■ **YOUR OBJECTIVE**
Copy each line below that includes "this".

▼

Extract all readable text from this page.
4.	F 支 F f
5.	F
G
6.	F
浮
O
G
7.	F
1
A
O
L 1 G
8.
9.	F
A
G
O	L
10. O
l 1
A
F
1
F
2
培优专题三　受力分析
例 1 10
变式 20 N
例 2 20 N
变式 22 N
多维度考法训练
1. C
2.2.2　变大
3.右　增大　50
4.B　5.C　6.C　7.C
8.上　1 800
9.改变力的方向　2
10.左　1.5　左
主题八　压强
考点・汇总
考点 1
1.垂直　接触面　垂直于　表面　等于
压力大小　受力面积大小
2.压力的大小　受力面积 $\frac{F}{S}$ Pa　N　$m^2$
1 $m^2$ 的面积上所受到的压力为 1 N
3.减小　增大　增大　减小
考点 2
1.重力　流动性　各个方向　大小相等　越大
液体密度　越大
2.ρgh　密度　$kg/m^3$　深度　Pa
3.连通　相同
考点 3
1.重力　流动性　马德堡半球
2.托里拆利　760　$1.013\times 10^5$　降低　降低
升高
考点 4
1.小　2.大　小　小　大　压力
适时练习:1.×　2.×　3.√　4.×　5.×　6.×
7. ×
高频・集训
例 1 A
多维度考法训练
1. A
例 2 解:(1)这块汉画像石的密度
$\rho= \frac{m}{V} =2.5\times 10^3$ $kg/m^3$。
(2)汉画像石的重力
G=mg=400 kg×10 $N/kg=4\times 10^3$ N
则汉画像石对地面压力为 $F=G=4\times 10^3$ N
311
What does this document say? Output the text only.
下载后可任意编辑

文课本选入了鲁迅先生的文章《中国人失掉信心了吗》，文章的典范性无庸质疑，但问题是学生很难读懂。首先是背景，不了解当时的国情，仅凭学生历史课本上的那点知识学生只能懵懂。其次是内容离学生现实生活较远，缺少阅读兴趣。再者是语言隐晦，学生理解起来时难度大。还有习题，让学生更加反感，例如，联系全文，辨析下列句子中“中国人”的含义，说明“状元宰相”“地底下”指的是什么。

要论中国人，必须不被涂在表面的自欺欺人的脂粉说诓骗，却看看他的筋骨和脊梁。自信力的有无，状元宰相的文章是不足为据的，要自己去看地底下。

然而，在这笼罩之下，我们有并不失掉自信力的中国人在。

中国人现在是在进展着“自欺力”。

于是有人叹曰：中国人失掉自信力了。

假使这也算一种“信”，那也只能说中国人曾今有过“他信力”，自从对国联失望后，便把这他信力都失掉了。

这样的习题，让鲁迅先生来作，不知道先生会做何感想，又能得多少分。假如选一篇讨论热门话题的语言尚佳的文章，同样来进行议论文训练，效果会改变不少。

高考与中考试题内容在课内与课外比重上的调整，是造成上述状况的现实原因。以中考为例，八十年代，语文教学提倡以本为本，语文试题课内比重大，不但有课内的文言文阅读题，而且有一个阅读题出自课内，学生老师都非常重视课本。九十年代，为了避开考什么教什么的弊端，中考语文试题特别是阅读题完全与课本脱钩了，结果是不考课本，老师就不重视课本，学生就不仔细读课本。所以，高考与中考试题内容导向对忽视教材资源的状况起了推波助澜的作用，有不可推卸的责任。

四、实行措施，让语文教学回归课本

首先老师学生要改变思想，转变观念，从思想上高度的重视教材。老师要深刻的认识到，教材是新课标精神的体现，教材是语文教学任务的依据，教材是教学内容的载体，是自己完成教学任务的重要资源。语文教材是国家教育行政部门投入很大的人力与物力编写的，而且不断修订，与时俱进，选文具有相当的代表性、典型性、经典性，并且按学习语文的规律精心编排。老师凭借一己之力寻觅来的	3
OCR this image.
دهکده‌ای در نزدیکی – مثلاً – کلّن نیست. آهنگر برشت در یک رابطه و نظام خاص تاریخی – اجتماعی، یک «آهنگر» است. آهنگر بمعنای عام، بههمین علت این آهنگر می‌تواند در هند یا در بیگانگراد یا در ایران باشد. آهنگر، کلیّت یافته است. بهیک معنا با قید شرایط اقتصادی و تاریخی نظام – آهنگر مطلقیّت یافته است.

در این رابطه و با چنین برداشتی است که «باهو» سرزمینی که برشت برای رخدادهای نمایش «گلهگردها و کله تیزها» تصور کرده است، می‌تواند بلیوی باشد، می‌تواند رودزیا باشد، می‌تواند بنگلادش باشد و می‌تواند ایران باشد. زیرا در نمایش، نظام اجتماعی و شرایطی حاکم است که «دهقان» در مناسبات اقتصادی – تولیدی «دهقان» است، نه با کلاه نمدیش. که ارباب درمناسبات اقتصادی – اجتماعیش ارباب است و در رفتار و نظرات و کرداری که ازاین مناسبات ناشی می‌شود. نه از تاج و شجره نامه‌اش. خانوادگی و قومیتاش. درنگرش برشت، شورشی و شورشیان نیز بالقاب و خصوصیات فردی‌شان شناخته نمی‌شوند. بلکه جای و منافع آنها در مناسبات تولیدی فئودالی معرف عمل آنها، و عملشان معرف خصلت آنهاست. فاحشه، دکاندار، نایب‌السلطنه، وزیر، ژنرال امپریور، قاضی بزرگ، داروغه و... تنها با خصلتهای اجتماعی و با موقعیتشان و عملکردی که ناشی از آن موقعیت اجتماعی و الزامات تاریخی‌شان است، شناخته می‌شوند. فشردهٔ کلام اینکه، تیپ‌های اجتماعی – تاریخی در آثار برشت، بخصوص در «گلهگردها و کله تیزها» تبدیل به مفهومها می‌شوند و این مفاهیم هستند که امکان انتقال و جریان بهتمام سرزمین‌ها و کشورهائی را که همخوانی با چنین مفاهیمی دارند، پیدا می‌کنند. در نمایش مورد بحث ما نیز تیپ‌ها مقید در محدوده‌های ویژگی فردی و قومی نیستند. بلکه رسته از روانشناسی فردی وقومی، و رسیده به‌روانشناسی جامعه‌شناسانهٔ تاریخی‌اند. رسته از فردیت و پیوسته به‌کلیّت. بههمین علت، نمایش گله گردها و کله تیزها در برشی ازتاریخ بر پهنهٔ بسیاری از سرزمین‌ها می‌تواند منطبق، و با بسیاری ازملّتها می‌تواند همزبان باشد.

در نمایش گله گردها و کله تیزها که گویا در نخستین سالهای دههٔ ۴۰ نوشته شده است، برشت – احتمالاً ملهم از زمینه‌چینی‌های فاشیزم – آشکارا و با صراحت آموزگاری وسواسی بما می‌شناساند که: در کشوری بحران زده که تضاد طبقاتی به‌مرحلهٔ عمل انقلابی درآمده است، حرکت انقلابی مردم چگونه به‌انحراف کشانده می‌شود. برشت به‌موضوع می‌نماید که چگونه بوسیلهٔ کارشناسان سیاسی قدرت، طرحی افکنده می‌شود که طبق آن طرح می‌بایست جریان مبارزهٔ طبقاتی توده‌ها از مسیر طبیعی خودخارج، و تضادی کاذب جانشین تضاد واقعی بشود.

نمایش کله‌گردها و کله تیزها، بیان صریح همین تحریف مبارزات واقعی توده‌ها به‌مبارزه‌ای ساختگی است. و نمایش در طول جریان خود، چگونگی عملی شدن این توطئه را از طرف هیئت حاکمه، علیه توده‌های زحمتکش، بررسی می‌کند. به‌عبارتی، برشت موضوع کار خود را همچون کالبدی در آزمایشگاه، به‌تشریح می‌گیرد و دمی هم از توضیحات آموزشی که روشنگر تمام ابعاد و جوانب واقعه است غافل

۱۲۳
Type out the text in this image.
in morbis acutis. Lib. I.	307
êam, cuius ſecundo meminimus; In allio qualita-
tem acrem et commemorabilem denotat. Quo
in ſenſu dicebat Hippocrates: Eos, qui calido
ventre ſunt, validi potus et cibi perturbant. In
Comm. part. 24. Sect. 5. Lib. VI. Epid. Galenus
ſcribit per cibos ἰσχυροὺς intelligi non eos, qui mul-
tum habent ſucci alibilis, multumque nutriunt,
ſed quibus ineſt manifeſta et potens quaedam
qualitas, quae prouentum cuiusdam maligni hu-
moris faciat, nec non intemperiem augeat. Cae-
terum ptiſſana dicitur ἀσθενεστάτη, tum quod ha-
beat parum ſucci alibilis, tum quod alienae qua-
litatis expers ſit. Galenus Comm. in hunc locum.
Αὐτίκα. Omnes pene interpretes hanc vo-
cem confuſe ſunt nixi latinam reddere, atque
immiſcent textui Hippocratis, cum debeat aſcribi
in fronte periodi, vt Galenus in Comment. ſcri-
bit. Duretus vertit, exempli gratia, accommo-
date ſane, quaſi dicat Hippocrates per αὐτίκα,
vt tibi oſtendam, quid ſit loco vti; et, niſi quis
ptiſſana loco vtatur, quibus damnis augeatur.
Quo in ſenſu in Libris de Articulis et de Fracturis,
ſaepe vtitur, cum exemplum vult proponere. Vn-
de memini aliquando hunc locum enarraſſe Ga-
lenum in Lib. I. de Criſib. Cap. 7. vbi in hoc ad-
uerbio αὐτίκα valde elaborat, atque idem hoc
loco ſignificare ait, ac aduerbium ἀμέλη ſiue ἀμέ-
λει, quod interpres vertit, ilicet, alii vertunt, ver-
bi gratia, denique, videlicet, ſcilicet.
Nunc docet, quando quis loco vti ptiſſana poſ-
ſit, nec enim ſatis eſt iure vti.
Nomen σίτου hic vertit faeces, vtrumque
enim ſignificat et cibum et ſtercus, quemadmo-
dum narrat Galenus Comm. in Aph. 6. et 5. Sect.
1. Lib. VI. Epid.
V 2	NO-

▲

■ **WRITTEN REPLY**
Extract all readable text from this page.
What does this document say? Output the text only.
OCR this image.
Type out the text in this image.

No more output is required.